**Task:**
An exact copy of every record is needed.

**Data:**
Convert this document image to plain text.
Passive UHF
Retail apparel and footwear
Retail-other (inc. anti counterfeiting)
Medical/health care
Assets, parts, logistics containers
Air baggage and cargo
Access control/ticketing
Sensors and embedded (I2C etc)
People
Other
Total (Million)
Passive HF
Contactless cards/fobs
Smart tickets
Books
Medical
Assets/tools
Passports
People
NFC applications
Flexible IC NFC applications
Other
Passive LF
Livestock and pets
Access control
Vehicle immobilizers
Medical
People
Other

**Problem solution:**
Convert this document image to plain text.
Passive UHF
Retail apparel and footwear
Retail-other (inc. anti counterfeiting)
Medical/health care
Assets, parts, logistics containers
Air baggage and cargo
Access control/ticketing
Sensors and embedded (I2C etc)
People
Other
Total (Million)
Passive HF
Contactless cards/fobs
Smart tickets
Books
Medical
Assets/tools
Passports
People
NFC applications
Flexible IC NFC applications
Other
Passive LF
Livestock and pets
Access control
Vehicle immobilizers
Medical
People
Other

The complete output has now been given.